In the items below, take every line from the one containing "purpose-cell: Confirms controls" through the one containing "description-cell: Assess impact" and format them as a Markdown table. Use two columns, No. and Line, give each line its own row, and leave out blank lines.

[Layout annotation data]

• • • •

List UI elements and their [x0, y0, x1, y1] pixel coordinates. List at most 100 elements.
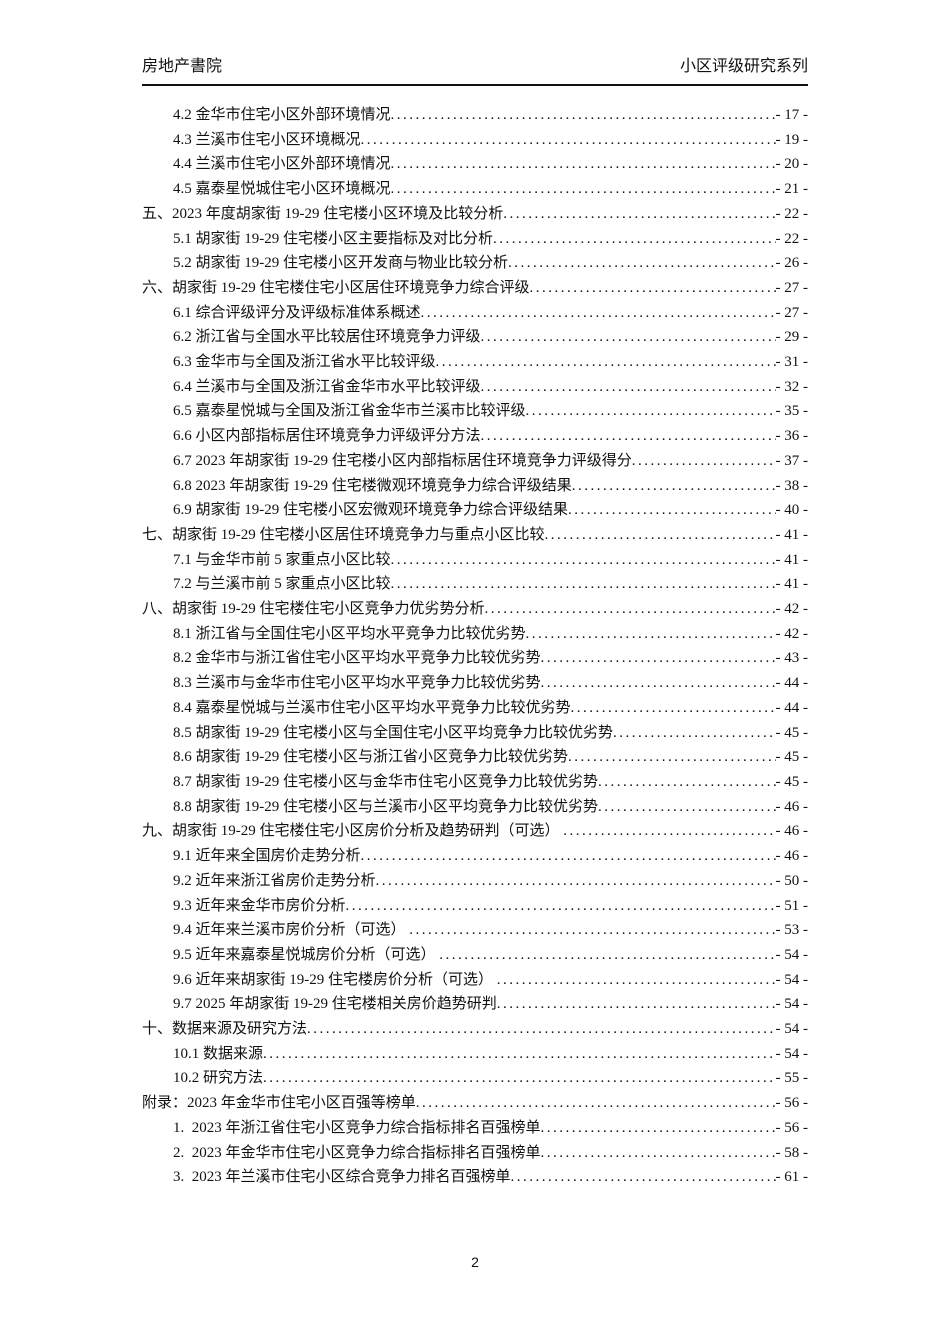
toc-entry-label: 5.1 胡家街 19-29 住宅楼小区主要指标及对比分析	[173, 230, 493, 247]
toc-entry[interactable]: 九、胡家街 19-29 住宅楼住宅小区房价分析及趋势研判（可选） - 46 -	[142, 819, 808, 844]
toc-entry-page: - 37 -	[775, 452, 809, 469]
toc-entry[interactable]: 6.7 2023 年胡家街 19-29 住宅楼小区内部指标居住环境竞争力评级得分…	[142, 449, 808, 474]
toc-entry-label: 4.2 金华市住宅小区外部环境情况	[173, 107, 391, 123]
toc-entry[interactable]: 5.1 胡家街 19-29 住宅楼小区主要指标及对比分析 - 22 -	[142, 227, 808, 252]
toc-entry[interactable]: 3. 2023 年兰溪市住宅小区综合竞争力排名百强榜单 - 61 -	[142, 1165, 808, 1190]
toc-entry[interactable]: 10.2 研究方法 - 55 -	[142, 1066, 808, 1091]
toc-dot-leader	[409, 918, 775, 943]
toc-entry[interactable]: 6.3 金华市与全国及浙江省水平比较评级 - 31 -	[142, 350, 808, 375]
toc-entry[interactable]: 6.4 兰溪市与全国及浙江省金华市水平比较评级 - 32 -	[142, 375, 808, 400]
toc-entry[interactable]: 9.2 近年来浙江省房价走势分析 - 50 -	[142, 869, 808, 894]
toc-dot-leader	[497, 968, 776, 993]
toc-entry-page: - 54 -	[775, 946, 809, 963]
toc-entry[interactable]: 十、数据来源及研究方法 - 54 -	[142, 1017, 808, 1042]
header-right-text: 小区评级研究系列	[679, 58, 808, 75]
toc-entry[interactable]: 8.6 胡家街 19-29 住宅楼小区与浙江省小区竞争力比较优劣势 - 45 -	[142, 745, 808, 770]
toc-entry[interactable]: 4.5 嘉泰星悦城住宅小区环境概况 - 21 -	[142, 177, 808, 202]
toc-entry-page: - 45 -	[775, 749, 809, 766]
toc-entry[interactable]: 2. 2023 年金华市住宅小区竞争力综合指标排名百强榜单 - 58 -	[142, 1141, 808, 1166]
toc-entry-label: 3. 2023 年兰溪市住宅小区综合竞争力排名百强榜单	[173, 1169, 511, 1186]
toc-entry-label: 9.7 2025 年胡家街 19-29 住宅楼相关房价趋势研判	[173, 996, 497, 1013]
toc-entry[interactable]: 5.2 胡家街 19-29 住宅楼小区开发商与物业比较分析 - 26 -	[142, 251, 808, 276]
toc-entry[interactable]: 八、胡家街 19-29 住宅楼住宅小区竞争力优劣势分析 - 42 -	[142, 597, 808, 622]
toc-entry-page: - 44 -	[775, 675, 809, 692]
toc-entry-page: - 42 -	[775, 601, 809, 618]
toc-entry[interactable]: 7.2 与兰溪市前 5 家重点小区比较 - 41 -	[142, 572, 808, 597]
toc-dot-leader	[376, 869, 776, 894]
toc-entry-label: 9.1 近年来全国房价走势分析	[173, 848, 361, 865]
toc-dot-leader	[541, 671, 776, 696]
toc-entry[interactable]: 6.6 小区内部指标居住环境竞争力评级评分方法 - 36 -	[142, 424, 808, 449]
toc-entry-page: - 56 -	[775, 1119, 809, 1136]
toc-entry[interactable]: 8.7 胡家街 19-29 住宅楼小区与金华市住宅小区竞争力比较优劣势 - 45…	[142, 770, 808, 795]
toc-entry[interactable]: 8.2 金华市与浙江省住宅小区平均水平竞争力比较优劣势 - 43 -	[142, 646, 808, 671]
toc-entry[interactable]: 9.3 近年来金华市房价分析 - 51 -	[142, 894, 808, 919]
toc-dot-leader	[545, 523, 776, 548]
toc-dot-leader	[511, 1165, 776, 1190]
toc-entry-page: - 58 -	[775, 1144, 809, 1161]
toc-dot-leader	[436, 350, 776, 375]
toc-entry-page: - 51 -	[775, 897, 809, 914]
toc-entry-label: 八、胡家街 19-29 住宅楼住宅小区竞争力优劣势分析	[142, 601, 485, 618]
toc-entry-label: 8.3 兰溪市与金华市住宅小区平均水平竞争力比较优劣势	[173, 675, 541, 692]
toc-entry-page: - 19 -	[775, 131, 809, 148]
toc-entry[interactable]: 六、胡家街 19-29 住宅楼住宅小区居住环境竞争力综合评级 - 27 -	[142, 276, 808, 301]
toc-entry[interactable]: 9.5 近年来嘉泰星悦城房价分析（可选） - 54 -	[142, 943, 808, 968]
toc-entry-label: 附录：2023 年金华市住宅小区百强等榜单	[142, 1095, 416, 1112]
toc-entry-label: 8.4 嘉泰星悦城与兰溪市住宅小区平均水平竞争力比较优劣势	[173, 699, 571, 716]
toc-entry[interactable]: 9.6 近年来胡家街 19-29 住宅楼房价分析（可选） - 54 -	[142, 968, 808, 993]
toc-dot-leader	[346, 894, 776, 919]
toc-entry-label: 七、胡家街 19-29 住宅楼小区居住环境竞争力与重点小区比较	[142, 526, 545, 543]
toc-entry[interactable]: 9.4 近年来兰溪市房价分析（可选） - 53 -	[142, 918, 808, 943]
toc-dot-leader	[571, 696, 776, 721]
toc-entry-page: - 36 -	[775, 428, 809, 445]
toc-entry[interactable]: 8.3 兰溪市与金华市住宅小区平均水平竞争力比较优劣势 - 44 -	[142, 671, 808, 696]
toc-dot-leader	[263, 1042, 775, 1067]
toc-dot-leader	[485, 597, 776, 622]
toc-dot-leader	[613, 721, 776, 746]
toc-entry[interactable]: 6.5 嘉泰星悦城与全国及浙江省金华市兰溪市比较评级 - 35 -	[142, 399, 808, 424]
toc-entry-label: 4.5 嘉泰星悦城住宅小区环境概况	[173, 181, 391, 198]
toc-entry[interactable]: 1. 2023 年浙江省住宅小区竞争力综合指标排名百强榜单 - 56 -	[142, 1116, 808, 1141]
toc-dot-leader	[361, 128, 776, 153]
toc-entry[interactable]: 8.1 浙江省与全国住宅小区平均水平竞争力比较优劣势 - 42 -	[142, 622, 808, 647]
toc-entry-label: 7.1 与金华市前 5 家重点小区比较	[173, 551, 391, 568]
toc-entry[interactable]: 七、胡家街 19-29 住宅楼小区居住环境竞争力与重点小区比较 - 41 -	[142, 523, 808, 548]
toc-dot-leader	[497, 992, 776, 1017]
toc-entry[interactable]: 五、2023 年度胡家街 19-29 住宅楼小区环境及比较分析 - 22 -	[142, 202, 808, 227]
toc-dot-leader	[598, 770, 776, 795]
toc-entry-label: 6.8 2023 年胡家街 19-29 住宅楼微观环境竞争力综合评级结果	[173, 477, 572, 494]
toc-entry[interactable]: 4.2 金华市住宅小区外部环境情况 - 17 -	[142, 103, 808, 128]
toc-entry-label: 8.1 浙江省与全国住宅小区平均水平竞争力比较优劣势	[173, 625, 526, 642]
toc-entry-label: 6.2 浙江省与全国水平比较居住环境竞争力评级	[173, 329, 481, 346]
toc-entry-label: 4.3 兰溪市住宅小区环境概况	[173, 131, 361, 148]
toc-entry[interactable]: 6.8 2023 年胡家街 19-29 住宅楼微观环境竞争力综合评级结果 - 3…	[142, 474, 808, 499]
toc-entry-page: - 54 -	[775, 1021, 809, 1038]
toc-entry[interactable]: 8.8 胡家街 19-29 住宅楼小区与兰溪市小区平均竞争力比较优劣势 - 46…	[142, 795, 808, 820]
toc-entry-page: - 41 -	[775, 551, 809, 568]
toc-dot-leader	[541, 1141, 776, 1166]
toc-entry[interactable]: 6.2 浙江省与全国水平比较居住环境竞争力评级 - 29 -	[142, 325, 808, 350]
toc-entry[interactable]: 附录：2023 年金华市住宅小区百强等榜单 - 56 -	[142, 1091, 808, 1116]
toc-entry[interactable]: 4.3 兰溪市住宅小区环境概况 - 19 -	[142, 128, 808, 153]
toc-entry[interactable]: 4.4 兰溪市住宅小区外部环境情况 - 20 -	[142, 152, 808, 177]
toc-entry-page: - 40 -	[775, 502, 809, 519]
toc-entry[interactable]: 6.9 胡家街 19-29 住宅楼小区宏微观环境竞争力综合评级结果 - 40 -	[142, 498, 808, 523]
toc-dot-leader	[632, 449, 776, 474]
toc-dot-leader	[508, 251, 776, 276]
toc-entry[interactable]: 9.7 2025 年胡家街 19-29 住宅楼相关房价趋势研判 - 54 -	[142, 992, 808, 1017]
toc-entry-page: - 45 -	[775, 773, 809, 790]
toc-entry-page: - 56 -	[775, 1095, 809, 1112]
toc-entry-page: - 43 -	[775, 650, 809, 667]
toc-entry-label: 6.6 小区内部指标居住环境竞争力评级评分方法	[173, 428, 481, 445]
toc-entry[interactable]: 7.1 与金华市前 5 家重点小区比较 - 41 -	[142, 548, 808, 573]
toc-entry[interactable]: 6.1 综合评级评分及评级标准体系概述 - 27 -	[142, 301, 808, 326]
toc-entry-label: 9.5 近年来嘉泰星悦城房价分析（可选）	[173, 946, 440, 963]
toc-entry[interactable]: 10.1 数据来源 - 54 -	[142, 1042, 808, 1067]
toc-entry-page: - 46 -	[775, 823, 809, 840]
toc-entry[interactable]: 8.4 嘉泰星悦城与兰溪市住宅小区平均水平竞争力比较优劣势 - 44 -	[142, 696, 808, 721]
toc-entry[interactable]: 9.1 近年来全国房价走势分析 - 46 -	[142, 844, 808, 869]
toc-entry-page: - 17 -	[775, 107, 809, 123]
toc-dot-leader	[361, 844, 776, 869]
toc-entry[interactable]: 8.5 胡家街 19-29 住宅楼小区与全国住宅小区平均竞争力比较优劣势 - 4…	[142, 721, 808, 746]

• • • •

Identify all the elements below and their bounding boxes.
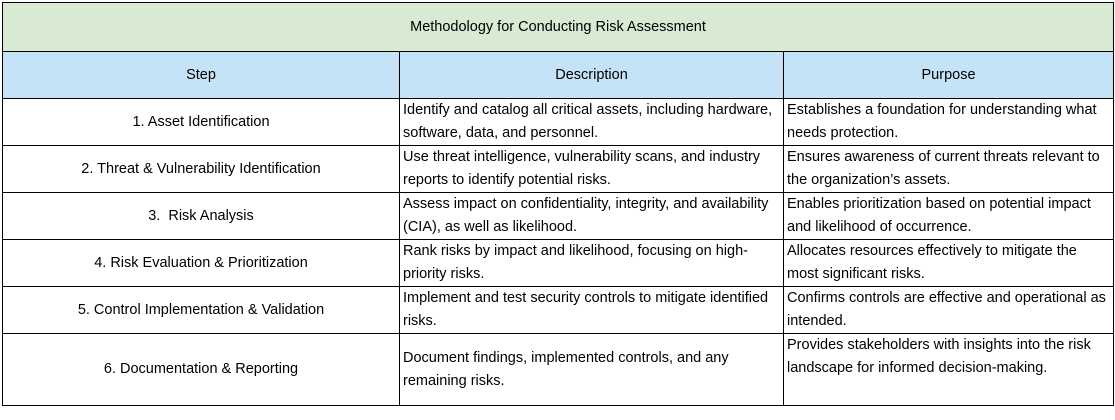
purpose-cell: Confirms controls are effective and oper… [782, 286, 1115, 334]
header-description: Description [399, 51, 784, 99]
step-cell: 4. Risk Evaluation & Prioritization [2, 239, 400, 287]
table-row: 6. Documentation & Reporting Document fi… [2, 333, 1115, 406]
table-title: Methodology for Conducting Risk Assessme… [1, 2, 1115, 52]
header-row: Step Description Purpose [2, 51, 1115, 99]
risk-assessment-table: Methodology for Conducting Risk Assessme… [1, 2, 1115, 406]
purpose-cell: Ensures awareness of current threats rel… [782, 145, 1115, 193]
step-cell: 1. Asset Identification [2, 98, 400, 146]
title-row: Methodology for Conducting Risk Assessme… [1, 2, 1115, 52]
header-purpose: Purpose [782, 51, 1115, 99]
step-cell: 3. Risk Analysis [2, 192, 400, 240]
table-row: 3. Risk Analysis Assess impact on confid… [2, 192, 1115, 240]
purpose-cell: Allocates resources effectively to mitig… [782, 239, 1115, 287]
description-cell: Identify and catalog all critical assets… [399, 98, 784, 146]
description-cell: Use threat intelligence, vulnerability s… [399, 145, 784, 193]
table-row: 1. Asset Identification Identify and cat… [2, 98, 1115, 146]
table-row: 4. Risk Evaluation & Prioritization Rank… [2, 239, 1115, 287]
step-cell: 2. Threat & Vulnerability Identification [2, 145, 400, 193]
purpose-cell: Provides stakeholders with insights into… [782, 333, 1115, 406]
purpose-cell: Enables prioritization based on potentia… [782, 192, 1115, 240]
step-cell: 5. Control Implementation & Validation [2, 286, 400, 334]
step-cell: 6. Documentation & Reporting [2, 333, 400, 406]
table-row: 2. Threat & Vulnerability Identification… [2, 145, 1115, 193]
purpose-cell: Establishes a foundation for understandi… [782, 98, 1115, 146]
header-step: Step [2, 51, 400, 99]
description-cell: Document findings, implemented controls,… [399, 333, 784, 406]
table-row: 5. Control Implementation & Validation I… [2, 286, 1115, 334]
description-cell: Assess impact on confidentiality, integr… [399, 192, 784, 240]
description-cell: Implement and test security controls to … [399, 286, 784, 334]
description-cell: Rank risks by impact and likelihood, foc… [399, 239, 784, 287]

• • • •

REPLY TO THE TASK:
| No. | Line |
|---|---|
| 1 | purpose-cell: Confirms controls are effective and oper… [782, 286, 1115, 334] |
| 2 | header-description: Description [399, 51, 784, 99] |
| 3 | step-cell: 4. Risk Evaluation & Prioritization [2, 239, 400, 287] |
| 4 | table-row: 6. Documentation & Reporting Document fi… [2, 333, 1115, 406] |
| 5 | table-title: Methodology for Conducting Risk Assessme… [1, 2, 1115, 52] |
| 6 | header-row: Step Description Purpose [2, 51, 1115, 99] |
| 7 | risk-assessment-table: Methodology for Conducting Risk Assessme… [1, 2, 1115, 406] |
| 8 | purpose-cell: Ensures awareness of current threats rel… [782, 145, 1115, 193] |
| 9 | step-cell: 1. Asset Identification [2, 98, 400, 146] |
| 10 | title-row: Methodology for Conducting Risk Assessme… [1, 2, 1115, 52] |
| 11 | header-purpose: Purpose [782, 51, 1115, 99] |
| 12 | step-cell: 3. Risk Analysis [2, 192, 400, 240] |
| 13 | table-row: 3. Risk Analysis Assess impact on confid… [2, 192, 1115, 240] |
| 14 | purpose-cell: Allocates resources effectively to mitig… [782, 239, 1115, 287] |
| 15 | description-cell: Identify and catalog all critical assets… [399, 98, 784, 146] |
| 16 | description-cell: Use threat intelligence, vulnerability s… [399, 145, 784, 193] |
| 17 | table-row: 1. Asset Identification Identify and cat… [2, 98, 1115, 146] |
| 18 | table-row: 4. Risk Evaluation & Prioritization Rank… [2, 239, 1115, 287] |
| 19 | step-cell: 2. Threat & Vulnerability Identification [2, 145, 400, 193] |
| 20 | purpose-cell: Provides stakeholders with insights into… [782, 333, 1115, 406] |
| 21 | purpose-cell: Enables prioritization based on potentia… [782, 192, 1115, 240] |
| 22 | step-cell: 5. Control Implementation & Validation [2, 286, 400, 334] |
| 23 | step-cell: 6. Documentation & Reporting [2, 333, 400, 406] |
| 24 | table-row: 2. Threat & Vulnerability Identification… [2, 145, 1115, 193] |
| 25 | purpose-cell: Establishes a foundation for understandi… [782, 98, 1115, 146] |
| 26 | header-step: Step [2, 51, 400, 99] |
| 27 | description-cell: Document findings, implemented controls,… [399, 333, 784, 406] |
| 28 | table-row: 5. Control Implementation & Validation I… [2, 286, 1115, 334] |
| 29 | description-cell: Assess impact on confidentiality, integr… [399, 192, 784, 240] |